»»

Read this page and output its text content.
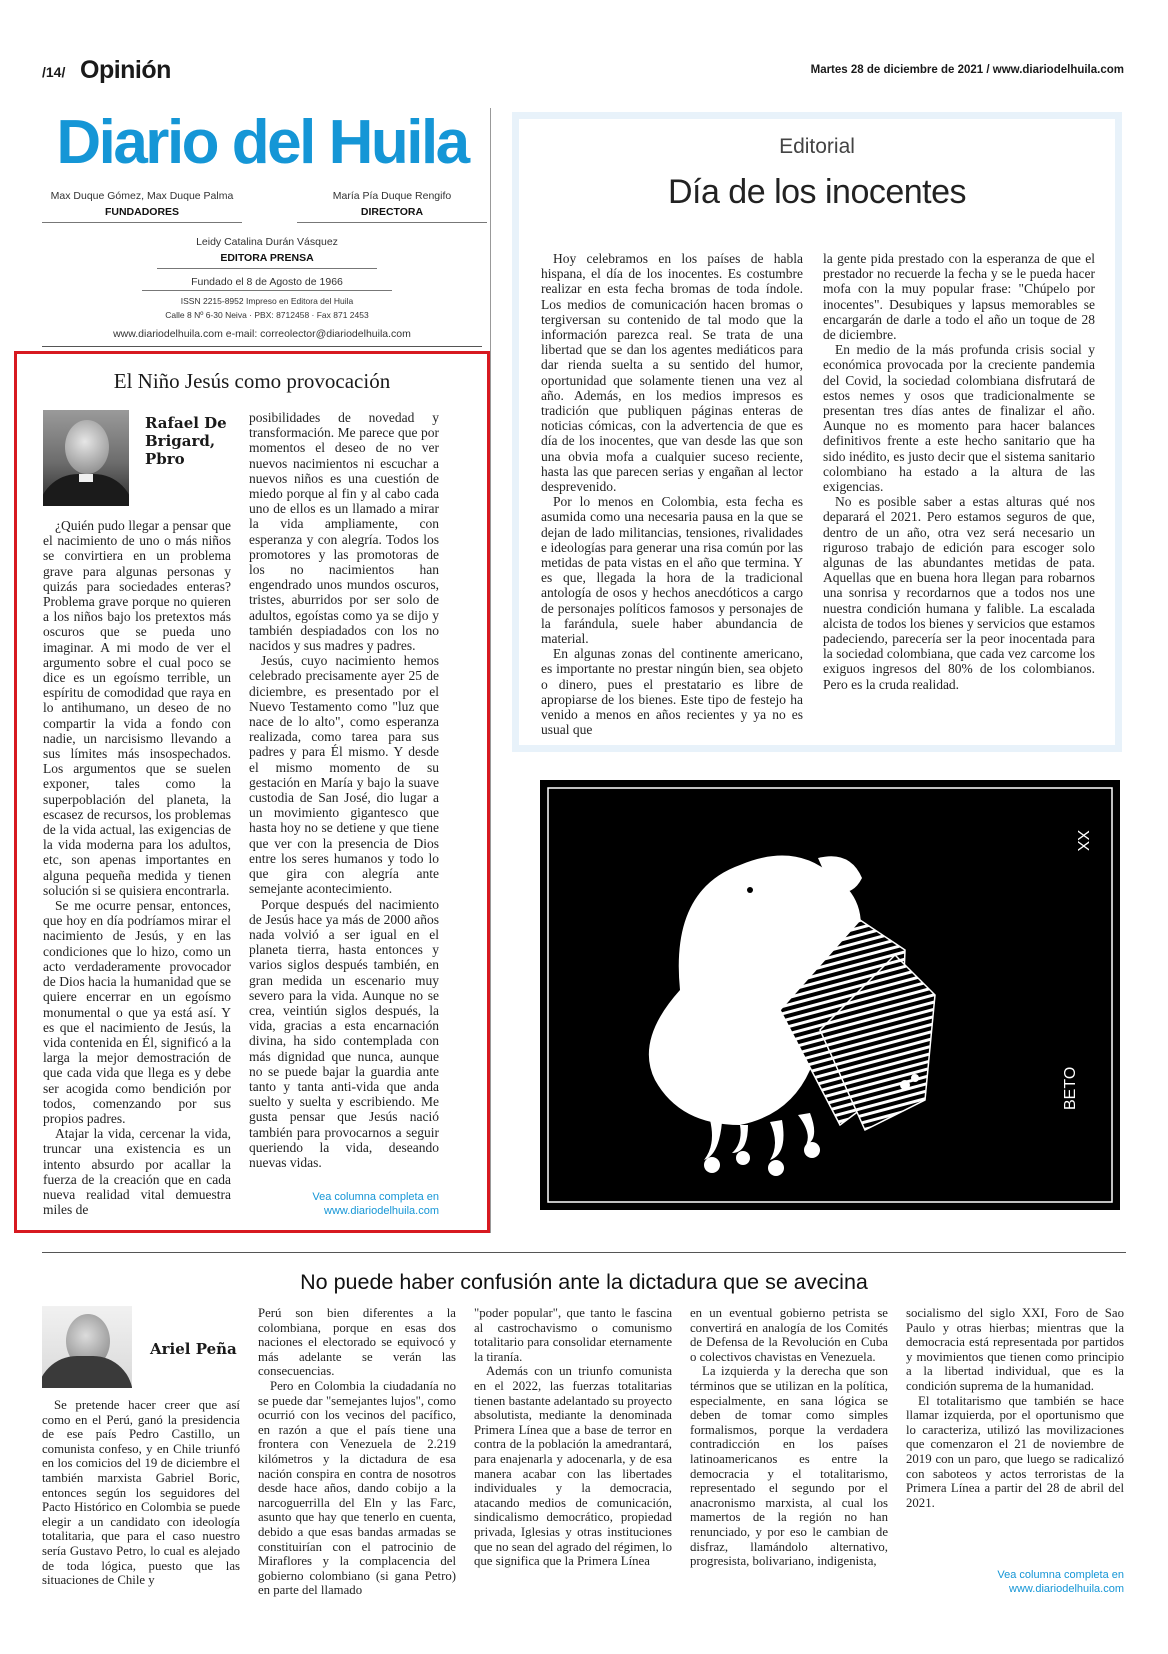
/14/ Opinión	Martes 28 de diciembre de 2021 / www.diariodelhuila.com
Diario del Huila
Max Duque Gómez, Max Duque Palma
FUNDADORES
María Pía Duque Rengifo
DIRECTORA
Leidy Catalina Durán Vásquez
EDITORA PRENSA
Fundado el 8 de Agosto de 1966
ISSN 2215-8952 Impreso en Editora del Huila
Calle 8 Nº 6-30 Neiva · PBX: 8712458 · Fax 871 2453
www.diariodelhuila.com e-mail: correolector@diariodelhuila.com
El Niño Jesús como provocación
Rafael De Brigard, Pbro

¿Quién pudo llegar a pensar que el nacimiento de uno o más niños se convirtiera en un problema grave para algunas personas y quizás para sociedades enteras? Problema grave porque no quieren a los niños bajo los pretextos más oscuros que se pueda uno imaginar. A mi modo de ver el argumento sobre el cual poco se dice es un egoísmo terrible, un espíritu de comodidad que raya en lo antihumano, un deseo de no compartir la vida a fondo con nadie, un narcisismo llevando a sus límites más insospechados. Los argumentos que se suelen exponer, tales como la superpoblación del planeta, la escasez de recursos, los problemas de la vida actual, las exigencias de la vida moderna para los adultos, etc, son apenas importantes en alguna pequeña medida y tienen solución si se quisiera encontrarla.

Se me ocurre pensar, entonces, que hoy en día podríamos mirar el nacimiento de Jesús, y en las condiciones que lo hizo, como un acto verdaderamente provocador de Dios hacia la humanidad que se quiere encerrar en un egoísmo monumental o que ya está así. Y es que el nacimiento de Jesús, la vida contenida en Él, significó a la larga la mejor demostración de que cada vida que llega es y debe ser acogida como bendición por todos, comenzando por sus propios padres.

Atajar la vida, cercenar la vida, truncar una existencia es un intento absurdo por acallar la fuerza de la creación que en cada nueva realidad vital demuestra miles de

posibilidades de novedad y transformación. Me parece que por momentos el deseo de no ver nuevos nacimientos ni escuchar a nuevos niños es una cuestión de miedo porque al fin y al cabo cada uno de ellos es un llamado a mirar la vida ampliamente, con esperanza y con alegría. Todos los promotores y las promotoras de los no nacimientos han engendrado unos mundos oscuros, tristes, aburridos por ser solo de adultos, egoístas como ya se dijo y también despiadados con los no nacidos y sus madres y padres.

Jesús, cuyo nacimiento hemos celebrado precisamente ayer 25 de diciembre, es presentado por el Nuevo Testamento como "luz que nace de lo alto", como esperanza realizada, como tarea para sus padres y para Él mismo. Y desde el mismo momento de su gestación en María y bajo la suave custodia de San José, dio lugar a un movimiento gigantesco que hasta hoy no se detiene y que tiene que ver con la presencia de Dios entre los seres humanos y todo lo que gira con alegría ante semejante acontecimiento.

Porque después del nacimiento de Jesús hace ya más de 2000 años nada volvió a ser igual en el planeta tierra, hasta entonces y varios siglos después también, en gran medida un escenario muy severo para la vida. Aunque no se crea, veintiún siglos después, la vida, gracias a esta encarnación divina, ha sido contemplada con más dignidad que nunca, aunque no se puede bajar la guardia ante tanto y tanta anti-vida que anda suelto y suelta y escribiendo. Me gusta pensar que Jesús nació también para provocarnos a seguir queriendo la vida, deseando nuevas vidas.

Vea columna completa en
www.diariodelhuila.com
Editorial
Día de los inocentes

Hoy celebramos en los países de habla hispana, el día de los inocentes. Es costumbre realizar en esta fecha bromas de toda índole. Los medios de comunicación hacen bromas o tergiversan su contenido de tal modo que la información parezca real. Se trata de una libertad que se dan los agentes mediáticos para dar rienda suelta a su sentido del humor, oportunidad que solamente tienen una vez al año. Además, en los medios impresos es tradición que publiquen páginas enteras de noticias cómicas, con la advertencia de que es día de los inocentes, que van desde las que son una obvia mofa a cualquier suceso reciente, hasta las que parecen serias y engañan al lector desprevenido.

Por lo menos en Colombia, esta fecha es asumida como una necesaria pausa en la que se dejan de lado militancias, tensiones, rivalidades e ideologías para generar una risa común por las metidas de pata vistas en el año que termina. Y es que, llegada la hora de la tradicional antología de osos y hechos anecdóticos a cargo de personajes políticos famosos y personajes de la farándula, suele haber abundancia de material.

En algunas zonas del continente americano, es importante no prestar ningún bien, sea objeto o dinero, pues el prestatario es libre de apropiarse de los bienes. Este tipo de festejo ha venido a menos en años recientes y ya no es usual que

la gente pida prestado con la esperanza de que el prestador no recuerde la fecha y se le pueda hacer mofa con la muy popular frase: "Chúpelo por inocentes". Desubiques y lapsus memorables se encargarán de darle a todo el año un toque de 28 de diciembre.

En medio de la más profunda crisis social y económica provocada por la creciente pandemia del Covid, la sociedad colombiana disfrutará de estos nemes y osos que tradicionalmente se presentan tres días antes de finalizar el año. Aunque no es momento para hacer balances definitivos frente a este hecho sanitario que ha sido inédito, es justo decir que el sistema sanitario colombiano ha estado a la altura de las exigencias.

No es posible saber a estas alturas qué nos deparará el 2021. Pero estamos seguros de que, dentro de un año, otra vez será necesario un riguroso trabajo de edición para escoger solo algunas de las abundantes metidas de pata. Aquellas que en buena hora llegan para robarnos una sonrisa y recordarnos que a todos nos une nuestra condición humana y falible. La escalada alcista de todos los bienes y servicios que estamos padeciendo, parecería ser la peor inocentada para la sociedad colombiana, que cada vez carcome los exiguos ingresos del 80% de los colombianos. Pero es la cruda realidad.

XX
BETO
No puede haber confusión ante la dictadura que se avecina
Ariel Peña

Se pretende hacer creer que así como en el Perú, ganó la presidencia de ese país Pedro Castillo, un comunista confeso, y en Chile triunfó en los comicios del 19 de diciembre el también marxista Gabriel Boric, entonces según los seguidores del Pacto Histórico en Colombia se puede elegir a un candidato con ideología totalitaria, que para el caso nuestro sería Gustavo Petro, lo cual es alejado de toda lógica, puesto que las situaciones de Chile y

Perú son bien diferentes a la colombiana, porque en esas dos naciones el electorado se equivocó y más adelante se verán las consecuencias.

Pero en Colombia la ciudadanía no se puede dar "semejantes lujos", como ocurrió con los vecinos del pacífico, en razón a que el país tiene una frontera con Venezuela de 2.219 kilómetros y la dictadura de esa nación conspira en contra de nosotros desde hace años, dando cobijo a la narcoguerrilla del Eln y las Farc, asunto que hay que tenerlo en cuenta, debido a que esas bandas armadas se constituirían con el patrocinio de Miraflores y la complacencia del gobierno colombiano (si gana Petro) en parte del llamado

"poder popular", que tanto le fascina al castrochavismo o comunismo totalitario para consolidar eternamente la tiranía.

Además con un triunfo comunista en el 2022, las fuerzas totalitarias tienen bastante adelantado su proyecto absolutista, mediante la denominada Primera Línea que a base de terror en contra de la población la amedrantará, para enajenarla y adocenarla, y de esa manera acabar con las libertades individuales y la democracia, atacando medios de comunicación, sindicalismo democrático, propiedad privada, Iglesias y otras instituciones que no sean del agrado del régimen, lo que significa que la Primera Línea

en un eventual gobierno petrista se convertirá en analogía de los Comités de Defensa de la Revolución en Cuba o colectivos chavistas en Venezuela.

La izquierda y la derecha que son términos que se utilizan en la política, especialmente, en sana lógica se deben de tomar como simples formalismos, porque la verdadera contradicción en los países latinoamericanos es entre la democracia y el totalitarismo, representado el segundo por el anacronismo marxista, al cual los mamertos de la región no han renunciado, y por eso le cambian de disfraz, llamándolo alternativo, progresista, bolivariano, indigenista,

socialismo del siglo XXI, Foro de Sao Paulo y otras hierbas; mientras que la democracia está representada por partidos y movimientos que tienen como principio a la libertad individual, que es la condición suprema de la humanidad.

El totalitarismo que también se hace llamar izquierda, por el oportunismo que lo caracteriza, utilizó las movilizaciones que comenzaron el 21 de noviembre de 2019 con un paro, que luego se radicalizó con saboteos y actos terroristas de la Primera Línea a partir del 28 de abril del 2021.

Vea columna completa en
www.diariodelhuila.com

««

GOAL OF THE EXERCISE:
Of all the lines in the data above, state how many include "popular". Say only the number.

TASK RESPONSE:
2